**Goal 1:**
Copy the records verbatim, from their first line through the line that contains "red-bullet-icon: [66, 299, 75, 308]", with both ends included.

**Source passage:**
Friday 3 June 2022

An engaging new Carmen from Opera Holland Park that adjusts tradition rather than reinventing it, returning the work to its Opera Comique roots

Bizet: Carmen - Oliver Johnston, Kezia Bienek - Opera Holland Park, 2022 (Photo Ali Wright)
Bizet: Carmen - Oliver Johnston, Kezia Bienek - Opera Holland Park, 2022 (Photo Ali Wright)

Bizet: Carmen; Kezia Bienek, Oliver Johnston, Alison Langer, Thomas Mole, director: Cecilia Stinton, conductor: Lee Reynolds; Opera Holland Park
Reviewed 2 June 2022 (★★★★½) 

A production that went back to Carmen's Opera Comique roots and successfully combined tradition and innovation, with some strong performances all round

For all its rattling good tunes and iconic plot, Bizet's Carmen is an opera that is difficult to get right on the stage. For all the Spanish setting, this was a work created by four Frenchmen, and despite Carmen's robustly independent outlook, she is a heroine created as an idea in response to the male gaze. As the programme book for Opera Holland Park's new production of the opera points out, in the work Carmen makes few personal statements, she reveals little of herself and the men in the opera paint their fantasies on her.

For the second new production of the season, Cecilia Stinton directed Bizet's Carmen at Opera Holland Park (seen 2 June 2022), with Kezia Bienek as Carmen, Oliver Johnston as Don Jose, Thomas Mole as Escamillo, Alison Langer as Micaela, Natasha Agarwal as Frasquita, Ellie Edmonds as Mercedes, Jacob Phillips as Zuniga, Jevan McAuley as Morales, Themba Mvula as La Dancaire, and Mike Bradley as Le Remendado. Lee Reynolds conducted the City of London Sinfonia with Opera Holland Park Chorus and a children's chorus arranged through Cardinal Vaughan School. Designs were by takis, lighting by Johanne Jensen, and choreography by Isabel Baquero.

The production seems to be director Cecilia Stinton's first project with a major company, she has assisted on previous Opera Holland Park productions and was the associate director for the Young Artists performances of Verdi's La Traviata in 2018, which featured Alison Langer as Violetta. Thomas Mole is also a former OHP Young Artist (from Verdi's Un ballo in maschera in 2019), whilst Jacob Philips was the Count in last year's Young Artists performances of Mozart's Le nozze di Figaro. Kezia Bienek made her debut with OHP last year as Beppe in Mascagni's L'amico Fritz.

Bizet: Carmen - Oliver Johnston, Kezia Bienek, Ellie Edmonds - Opera Holland Park, 2022 (Photo Ali Wright)

**Data supplied:**
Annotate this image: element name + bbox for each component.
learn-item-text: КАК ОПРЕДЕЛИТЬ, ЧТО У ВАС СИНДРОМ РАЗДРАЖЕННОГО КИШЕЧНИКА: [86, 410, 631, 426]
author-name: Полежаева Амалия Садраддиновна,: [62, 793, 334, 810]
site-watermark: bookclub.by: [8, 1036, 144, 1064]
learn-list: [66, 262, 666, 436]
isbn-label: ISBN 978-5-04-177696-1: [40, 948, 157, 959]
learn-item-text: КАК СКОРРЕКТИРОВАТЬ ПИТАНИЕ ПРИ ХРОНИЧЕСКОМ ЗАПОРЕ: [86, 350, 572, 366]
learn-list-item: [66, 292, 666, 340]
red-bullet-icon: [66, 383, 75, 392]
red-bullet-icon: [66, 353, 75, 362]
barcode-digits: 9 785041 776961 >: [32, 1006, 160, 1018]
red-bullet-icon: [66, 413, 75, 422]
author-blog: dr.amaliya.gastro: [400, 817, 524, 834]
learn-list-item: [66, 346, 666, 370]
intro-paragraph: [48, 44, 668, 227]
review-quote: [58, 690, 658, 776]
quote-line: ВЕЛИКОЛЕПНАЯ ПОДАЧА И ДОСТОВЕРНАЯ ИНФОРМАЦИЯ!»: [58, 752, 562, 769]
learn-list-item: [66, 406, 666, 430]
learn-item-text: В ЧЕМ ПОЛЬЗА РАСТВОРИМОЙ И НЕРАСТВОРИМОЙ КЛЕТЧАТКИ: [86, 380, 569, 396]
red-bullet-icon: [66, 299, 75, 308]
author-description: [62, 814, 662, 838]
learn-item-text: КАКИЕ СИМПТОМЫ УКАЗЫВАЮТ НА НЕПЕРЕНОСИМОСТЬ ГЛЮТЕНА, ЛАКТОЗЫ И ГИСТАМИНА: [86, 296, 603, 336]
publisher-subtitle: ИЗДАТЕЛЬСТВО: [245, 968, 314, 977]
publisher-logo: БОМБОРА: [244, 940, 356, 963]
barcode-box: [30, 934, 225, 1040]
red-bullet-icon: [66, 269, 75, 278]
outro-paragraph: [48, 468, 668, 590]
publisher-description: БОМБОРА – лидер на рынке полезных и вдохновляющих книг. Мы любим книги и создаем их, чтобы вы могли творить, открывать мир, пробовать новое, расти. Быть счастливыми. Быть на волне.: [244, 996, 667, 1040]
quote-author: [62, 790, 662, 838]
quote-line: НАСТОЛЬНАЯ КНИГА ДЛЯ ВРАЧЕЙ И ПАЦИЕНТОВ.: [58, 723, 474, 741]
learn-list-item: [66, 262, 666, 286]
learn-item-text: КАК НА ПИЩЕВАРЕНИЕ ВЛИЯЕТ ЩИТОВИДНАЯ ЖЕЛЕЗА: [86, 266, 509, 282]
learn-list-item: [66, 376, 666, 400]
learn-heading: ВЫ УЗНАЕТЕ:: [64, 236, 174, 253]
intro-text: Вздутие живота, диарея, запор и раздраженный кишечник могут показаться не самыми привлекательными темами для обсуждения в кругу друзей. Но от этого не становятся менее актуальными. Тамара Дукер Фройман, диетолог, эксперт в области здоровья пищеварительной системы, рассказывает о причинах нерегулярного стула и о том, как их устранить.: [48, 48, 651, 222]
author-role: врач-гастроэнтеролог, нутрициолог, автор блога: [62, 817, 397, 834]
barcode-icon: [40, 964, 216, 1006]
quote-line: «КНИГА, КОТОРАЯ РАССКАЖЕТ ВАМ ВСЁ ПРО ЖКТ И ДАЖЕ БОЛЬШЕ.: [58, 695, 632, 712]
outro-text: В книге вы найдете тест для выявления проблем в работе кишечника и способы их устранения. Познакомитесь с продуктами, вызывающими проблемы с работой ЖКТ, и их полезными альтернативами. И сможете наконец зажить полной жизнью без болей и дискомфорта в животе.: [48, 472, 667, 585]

**Goal 2:**
Repeat the part of the Carmen review between "For all its" and "fantasies on her.", inclusive, word for word.

**Task answer 1:**
Annotate this image: element name + bbox for each component.
learn-item-text: КАК ОПРЕДЕЛИТЬ, ЧТО У ВАС СИНДРОМ РАЗДРАЖЕННОГО КИШЕЧНИКА: [86, 410, 631, 426]
author-name: Полежаева Амалия Садраддиновна,: [62, 793, 334, 810]
site-watermark: bookclub.by: [8, 1036, 144, 1064]
learn-list: [66, 262, 666, 436]
isbn-label: ISBN 978-5-04-177696-1: [40, 948, 157, 959]
learn-item-text: КАК СКОРРЕКТИРОВАТЬ ПИТАНИЕ ПРИ ХРОНИЧЕСКОМ ЗАПОРЕ: [86, 350, 572, 366]
learn-list-item: [66, 292, 666, 340]
red-bullet-icon: [66, 383, 75, 392]
red-bullet-icon: [66, 353, 75, 362]
barcode-digits: 9 785041 776961 >: [32, 1006, 160, 1018]
red-bullet-icon: [66, 413, 75, 422]
author-blog: dr.amaliya.gastro: [400, 817, 524, 834]
learn-list-item: [66, 346, 666, 370]
intro-paragraph: [48, 44, 668, 227]
review-quote: [58, 690, 658, 776]
quote-line: ВЕЛИКОЛЕПНАЯ ПОДАЧА И ДОСТОВЕРНАЯ ИНФОРМАЦИЯ!»: [58, 752, 562, 769]
learn-list-item: [66, 406, 666, 430]
learn-item-text: В ЧЕМ ПОЛЬЗА РАСТВОРИМОЙ И НЕРАСТВОРИМОЙ КЛЕТЧАТКИ: [86, 380, 569, 396]
red-bullet-icon: [66, 299, 75, 308]

**Task answer 2:**
For all its rattling good tunes and iconic plot, Bizet's Carmen is an opera that is difficult to get right on the stage. For all the Spanish setting, this was a work created by four Frenchmen, and despite Carmen's robustly independent outlook, she is a heroine created as an idea in response to the male gaze. As the programme book for Opera Holland Park's new production of the opera points out, in the work Carmen makes few personal statements, she reveals little of herself and the men in the opera paint their fantasies on her.